CHALLENGE - The data below needs to be returned exactly, line for line.

+++

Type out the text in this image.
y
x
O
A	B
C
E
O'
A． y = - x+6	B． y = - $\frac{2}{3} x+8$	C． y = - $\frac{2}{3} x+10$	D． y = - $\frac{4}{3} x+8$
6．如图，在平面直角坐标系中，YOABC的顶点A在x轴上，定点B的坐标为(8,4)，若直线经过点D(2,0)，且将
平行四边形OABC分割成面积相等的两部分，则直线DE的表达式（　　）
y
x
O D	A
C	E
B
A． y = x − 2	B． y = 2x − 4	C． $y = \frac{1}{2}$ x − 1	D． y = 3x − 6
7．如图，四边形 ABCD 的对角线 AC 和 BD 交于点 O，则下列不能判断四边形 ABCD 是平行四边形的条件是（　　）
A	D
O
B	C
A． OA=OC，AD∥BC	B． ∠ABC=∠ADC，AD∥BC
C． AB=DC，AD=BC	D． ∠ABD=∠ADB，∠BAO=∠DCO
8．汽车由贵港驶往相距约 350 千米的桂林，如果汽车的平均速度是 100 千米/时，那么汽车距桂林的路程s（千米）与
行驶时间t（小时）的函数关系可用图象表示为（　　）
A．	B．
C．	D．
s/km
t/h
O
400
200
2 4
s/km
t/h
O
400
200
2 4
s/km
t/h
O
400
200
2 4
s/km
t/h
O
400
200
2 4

+++

THE REPLY -
Type out the text in this image.
y
x
O
A	B
C
E
O'
A． y = - x+6	B． y = - $\frac{2}{3} x+8$	C． y = - $\frac{2}{3} x+10$	D． y = - $\frac{4}{3} x+8$
6．如图，在平面直角坐标系中，YOABC的顶点A在x轴上，定点B的坐标为(8,4)，若直线经过点D(2,0)，且将
平行四边形OABC分割成面积相等的两部分，则直线DE的表达式（　　）
y
x
O D	A
C	E
B
A． y = x − 2	B． y = 2x − 4	C． $y = \frac{1}{2}$ x − 1	D． y = 3x − 6
7．如图，四边形 ABCD 的对角线 AC 和 BD 交于点 O，则下列不能判断四边形 ABCD 是平行四边形的条件是（　　）
A	D
O
B	C
A． OA=OC，AD∥BC	B． ∠ABC=∠ADC，AD∥BC
C． AB=DC，AD=BC	D． ∠ABD=∠ADB，∠BAO=∠DCO
8．汽车由贵港驶往相距约 350 千米的桂林，如果汽车的平均速度是 100 千米/时，那么汽车距桂林的路程s（千米）与
行驶时间t（小时）的函数关系可用图象表示为（　　）
A．	B．
C．	D．
s/km
t/h
O
400
200
2 4
s/km
t/h
O
400
200
2 4
s/km
t/h
O
400
200
2 4
s/km
t/h
O
400
200
2 4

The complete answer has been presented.